▶ **WHAT YOU SHOULD DO**: The records that follow are to be transcribed in full, without their images.

▶ **SUPPLIED MATERIAL**:
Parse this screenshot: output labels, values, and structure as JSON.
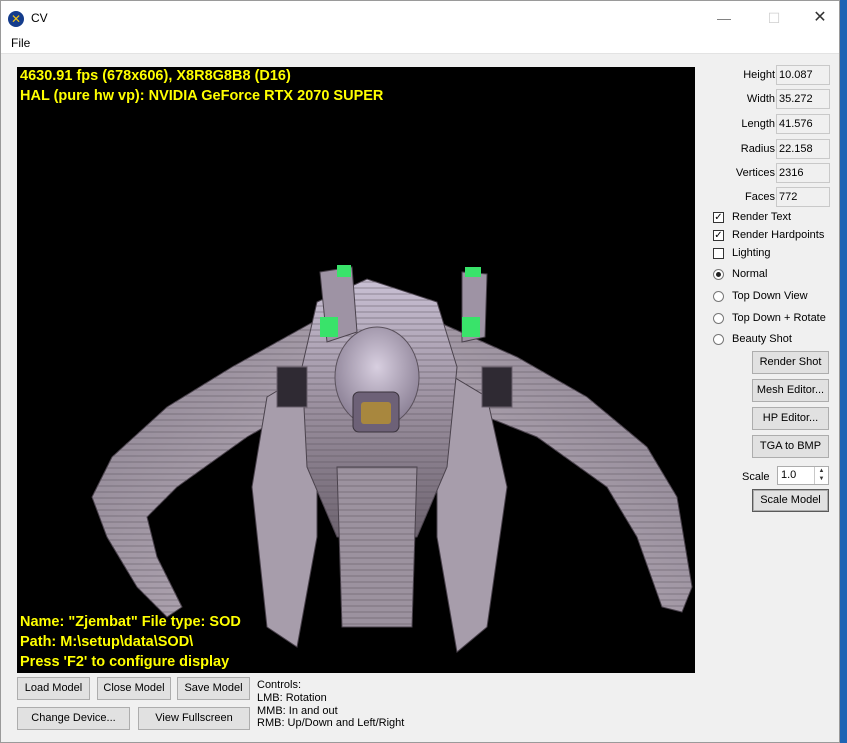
{
  "window": {
    "title": "CV",
    "app_icon_glyph": "✕",
    "minimize_glyph": "—",
    "maximize_glyph": "☐",
    "close_glyph": "✕"
  },
  "menu": {
    "file": "File"
  },
  "viewport": {
    "line1": "4630.91 fps (678x606), X8R8G8B8 (D16)",
    "line2": "HAL (pure hw vp): NVIDIA GeForce RTX 2070 SUPER",
    "name_line": "Name: \"Zjembat\" File type: SOD",
    "path_line": "Path: M:\\setup\\data\\SOD\\",
    "hint_line": "Press 'F2' to configure display",
    "text_color": "#ffff00",
    "background": "#000000"
  },
  "properties": [
    {
      "label": "Height",
      "value": "10.087"
    },
    {
      "label": "Width",
      "value": "35.272"
    },
    {
      "label": "Length",
      "value": "41.576"
    },
    {
      "label": "Radius",
      "value": "22.158"
    },
    {
      "label": "Vertices",
      "value": "2316"
    },
    {
      "label": "Faces",
      "value": "772"
    }
  ],
  "checkboxes": [
    {
      "label": "Render Text",
      "checked": true,
      "mark": "✓"
    },
    {
      "label": "Render Hardpoints",
      "checked": true,
      "mark": "✓"
    },
    {
      "label": "Lighting",
      "checked": false,
      "mark": ""
    }
  ],
  "view_modes": [
    {
      "label": "Normal",
      "selected": true
    },
    {
      "label": "Top Down View",
      "selected": false
    },
    {
      "label": "Top Down + Rotate",
      "selected": false
    },
    {
      "label": "Beauty Shot",
      "selected": false
    }
  ],
  "side_buttons": {
    "render_shot": "Render Shot",
    "mesh_editor": "Mesh Editor...",
    "hp_editor": "HP Editor...",
    "tga_to_bmp": "TGA to BMP",
    "scale_model": "Scale Model"
  },
  "scale": {
    "label": "Scale",
    "value": "1.0",
    "up_glyph": "▲",
    "down_glyph": "▼"
  },
  "bottom_buttons": {
    "load_model": "Load Model",
    "close_model": "Close Model",
    "save_model": "Save Model",
    "change_device": "Change Device...",
    "view_fullscreen": "View Fullscreen"
  },
  "controls": {
    "heading": "Controls:",
    "lmb": "LMB: Rotation",
    "mmb": "MMB: In and out",
    "rmb": "RMB: Up/Down and Left/Right"
  }
}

▶ **SOLUTION TO THIS PROBLEM**:
Parse this screenshot: output labels, values, and structure as JSON.
{
  "window": {
    "title": "CV",
    "app_icon_glyph": "✕",
    "minimize_glyph": "—",
    "maximize_glyph": "☐",
    "close_glyph": "✕"
  },
  "menu": {
    "file": "File"
  },
  "viewport": {
    "line1": "4630.91 fps (678x606), X8R8G8B8 (D16)",
    "line2": "HAL (pure hw vp): NVIDIA GeForce RTX 2070 SUPER",
    "name_line": "Name: \"Zjembat\" File type: SOD",
    "path_line": "Path: M:\\setup\\data\\SOD\\",
    "hint_line": "Press 'F2' to configure display",
    "text_color": "#ffff00",
    "background": "#000000"
  },
  "properties": [
    {
      "label": "Height",
      "value": "10.087"
    },
    {
      "label": "Width",
      "value": "35.272"
    },
    {
      "label": "Length",
      "value": "41.576"
    },
    {
      "label": "Radius",
      "value": "22.158"
    },
    {
      "label": "Vertices",
      "value": "2316"
    },
    {
      "label": "Faces",
      "value": "772"
    }
  ],
  "checkboxes": [
    {
      "label": "Render Text",
      "checked": true,
      "mark": "✓"
    },
    {
      "label": "Render Hardpoints",
      "checked": true,
      "mark": "✓"
    },
    {
      "label": "Lighting",
      "checked": false,
      "mark": ""
    }
  ],
  "view_modes": [
    {
      "label": "Normal",
      "selected": true
    },
    {
      "label": "Top Down View",
      "selected": false
    },
    {
      "label": "Top Down + Rotate",
      "selected": false
    },
    {
      "label": "Beauty Shot",
      "selected": false
    }
  ],
  "side_buttons": {
    "render_shot": "Render Shot",
    "mesh_editor": "Mesh Editor...",
    "hp_editor": "HP Editor...",
    "tga_to_bmp": "TGA to BMP",
    "scale_model": "Scale Model"
  },
  "scale": {
    "label": "Scale",
    "value": "1.0",
    "up_glyph": "▲",
    "down_glyph": "▼"
  },
  "bottom_buttons": {
    "load_model": "Load Model",
    "close_model": "Close Model",
    "save_model": "Save Model",
    "change_device": "Change Device...",
    "view_fullscreen": "View Fullscreen"
  },
  "controls": {
    "heading": "Controls:",
    "lmb": "LMB: Rotation",
    "mmb": "MMB: In and out",
    "rmb": "RMB: Up/Down and Left/Right"
  }
}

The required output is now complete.